■ **SOURCE TEXT**:

The first two episodes are quite endearing and you think that its going to be a love story, but its much more of a tradgedy. Although they squeeze in a hollywood happy ending in the last 5 minutes of the 4th episode.
Despite the story being billed as about "...independant and unconventional sisters...", the older sister often acts like the dutiful wife and does exactly what her only slightly overbearing husband suggests. Her character valcilates from strong to weak from scene to scene. Its obvious the writer(s) had a hard time converting the book to a mini-series, as most of the main characters are all over the place, acting like different people from scene to scene.
The social class aspect is interesting, but its basically about "noble" rich people and "capitalistic" filthy rich people interbreeding. I have not read the novel but I'm sure it goes more into the lower class struggle, but in this version the poor people are treated more like an addon to the story instead of an intergral part. Perhaps that is more the real point to the story... rich people only care about surviving and poor people are not worth anything, not even a decent part in the play.
The wife of the poor man having a sordid past with the rich man is overly coincidental with that poor couple becoming almost forcably befriended by the sisters. Again, maybe in the novel it comes across as more real, but it just seems stuck together for no other reason than to create drama.
Another review that seems to have been deleted mentioned that a white man married to a black woman would not have been allowed 100 years ago, but that is a much more of an Amerikan attitude and history than a British attitude and history. While I doubt it was common for a white man to marry a black woman at the time in England, interracial marriage has never been banned in the UK like it was in the US. That said, regarding interracial/inter-ethnic marriage in England at the time, it was much more common for Indian men to marry white woman, as the trade with Indian (read that, brutal colonization) brought a lot of Indian men to England. It would have made for a much more interesting story had the poor man been Indian and the wife to have been white. Perhaps she could have had an illigitamate baby from the rich man. Just saying... more interesting and realistic for the time.

■ **WHAT YOU NEED TO DO**:
a) In the mini-series review, when does the Hollywood happy ending come?
b) Return everything in the mini-series review from "The wife of" down to "to create drama.".
c) Resume the mini-series review after its final sentence.

(Records from a data collection)
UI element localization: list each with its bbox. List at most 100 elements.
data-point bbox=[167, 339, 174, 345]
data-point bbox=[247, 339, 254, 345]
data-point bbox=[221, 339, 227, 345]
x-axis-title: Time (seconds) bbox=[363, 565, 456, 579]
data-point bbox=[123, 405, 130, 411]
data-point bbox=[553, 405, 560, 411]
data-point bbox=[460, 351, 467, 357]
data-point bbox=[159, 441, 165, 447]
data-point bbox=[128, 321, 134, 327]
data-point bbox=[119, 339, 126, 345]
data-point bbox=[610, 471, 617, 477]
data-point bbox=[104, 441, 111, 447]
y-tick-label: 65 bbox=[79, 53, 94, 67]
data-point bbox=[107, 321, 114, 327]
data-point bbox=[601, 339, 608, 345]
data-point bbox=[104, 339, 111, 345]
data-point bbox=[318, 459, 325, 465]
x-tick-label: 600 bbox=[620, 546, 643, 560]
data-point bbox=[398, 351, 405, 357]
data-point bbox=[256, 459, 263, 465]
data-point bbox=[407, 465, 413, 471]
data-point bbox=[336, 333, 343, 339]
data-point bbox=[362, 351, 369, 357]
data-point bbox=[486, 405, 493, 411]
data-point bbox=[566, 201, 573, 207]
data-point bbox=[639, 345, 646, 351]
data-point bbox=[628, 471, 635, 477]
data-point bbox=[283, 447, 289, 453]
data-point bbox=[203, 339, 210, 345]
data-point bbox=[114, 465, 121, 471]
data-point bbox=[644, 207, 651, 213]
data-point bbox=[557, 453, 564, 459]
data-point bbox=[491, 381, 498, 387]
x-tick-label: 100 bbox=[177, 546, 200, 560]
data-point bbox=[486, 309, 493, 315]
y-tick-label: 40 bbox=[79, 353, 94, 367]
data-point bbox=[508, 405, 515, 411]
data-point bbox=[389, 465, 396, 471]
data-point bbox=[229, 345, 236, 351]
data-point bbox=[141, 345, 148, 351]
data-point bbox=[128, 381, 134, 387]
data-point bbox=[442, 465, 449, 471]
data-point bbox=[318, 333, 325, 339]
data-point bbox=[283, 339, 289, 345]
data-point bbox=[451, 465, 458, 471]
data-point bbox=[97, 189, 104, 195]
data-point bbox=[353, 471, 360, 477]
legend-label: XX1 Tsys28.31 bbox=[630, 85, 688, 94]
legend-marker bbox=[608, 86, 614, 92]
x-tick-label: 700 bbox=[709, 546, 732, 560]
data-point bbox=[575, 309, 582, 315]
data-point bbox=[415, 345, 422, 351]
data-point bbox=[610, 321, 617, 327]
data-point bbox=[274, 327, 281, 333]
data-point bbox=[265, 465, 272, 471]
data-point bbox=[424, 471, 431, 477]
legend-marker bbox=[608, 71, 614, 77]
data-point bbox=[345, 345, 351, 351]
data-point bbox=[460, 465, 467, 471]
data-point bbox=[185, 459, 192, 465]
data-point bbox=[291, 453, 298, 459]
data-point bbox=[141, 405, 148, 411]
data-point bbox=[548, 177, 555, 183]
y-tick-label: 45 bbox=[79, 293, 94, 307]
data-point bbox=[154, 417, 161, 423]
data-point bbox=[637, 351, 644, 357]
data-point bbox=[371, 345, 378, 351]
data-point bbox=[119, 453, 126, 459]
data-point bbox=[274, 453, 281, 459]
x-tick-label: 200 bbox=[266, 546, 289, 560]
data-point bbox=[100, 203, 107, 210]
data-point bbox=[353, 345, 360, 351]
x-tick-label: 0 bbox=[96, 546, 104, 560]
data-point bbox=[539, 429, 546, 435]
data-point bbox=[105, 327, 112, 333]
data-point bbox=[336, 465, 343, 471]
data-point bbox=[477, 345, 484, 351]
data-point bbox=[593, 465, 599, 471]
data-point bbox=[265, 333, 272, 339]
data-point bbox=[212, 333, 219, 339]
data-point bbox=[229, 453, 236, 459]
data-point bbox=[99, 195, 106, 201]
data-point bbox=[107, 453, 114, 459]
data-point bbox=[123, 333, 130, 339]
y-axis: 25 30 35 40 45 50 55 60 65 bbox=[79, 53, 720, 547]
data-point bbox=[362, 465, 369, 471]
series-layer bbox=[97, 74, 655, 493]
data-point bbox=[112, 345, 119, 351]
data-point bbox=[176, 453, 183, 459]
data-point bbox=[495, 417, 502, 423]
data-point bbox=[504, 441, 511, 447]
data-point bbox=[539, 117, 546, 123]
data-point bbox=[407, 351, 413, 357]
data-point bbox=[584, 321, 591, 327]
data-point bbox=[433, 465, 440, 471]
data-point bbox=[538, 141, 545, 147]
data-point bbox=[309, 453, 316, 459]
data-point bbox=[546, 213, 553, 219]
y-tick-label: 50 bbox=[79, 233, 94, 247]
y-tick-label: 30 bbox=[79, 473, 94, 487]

■ **ANSWERS PER TASK**:
a) It comes in the last 5 minutes of the 4th episode.

b)
The wife of the poor man having a sordid past with the rich man is overly coincidental with that poor couple becoming almost forcably befriended by the sisters. Again, maybe in the novel it comes across as more real, but it just seems stuck together for no other reason than to create drama.

c)
The 4th episode has the feel that it should have been at least two episodes and they jammed all the plot into one episode to get it over with. Which I kind of appriciated. Whew. The younger sister suddenly allowing herself to have an affair with the poor man at the end of episode 3, while logical since she fancied him and stole his umbrella at the beginning, again seems forced for no other reason than to create a child to be the heir of Howards End in the final scene.
The moon is shown 3 times as being 3-4 times bigger in the sky than it actually is. I really despise altering the size of the moon in shows, its done more often than most people think and it makes people think the moon is much larger/closer than it is. If it was slightly bigger it would have been fine, but they made it ridiculously bigger. For me, its like breaking the 4th wall.
All in all I can't imagine its an overly faithful version of the novel. I've seen at least one other E.M. Forester movie and it was full of subtly and nuance. You can see that they are trying to portray the overly restrictive English norms when they are talking about the sordid affair in Cyprus, but they just don't spend enough time for that kind of subtly to come across. This series is crude and patched together and should have been at least 6 episodes instead of four. The best parts are the sisters and the Wilcox couple (while they were originally at Howards End before she dies). Great actors who did the best they could even when the writing and directing let them down. The actresses that play the two sisters are both extremely beautiful women. The first two episodes with their interactions are probably the best part. I bumped it up half a star just for that.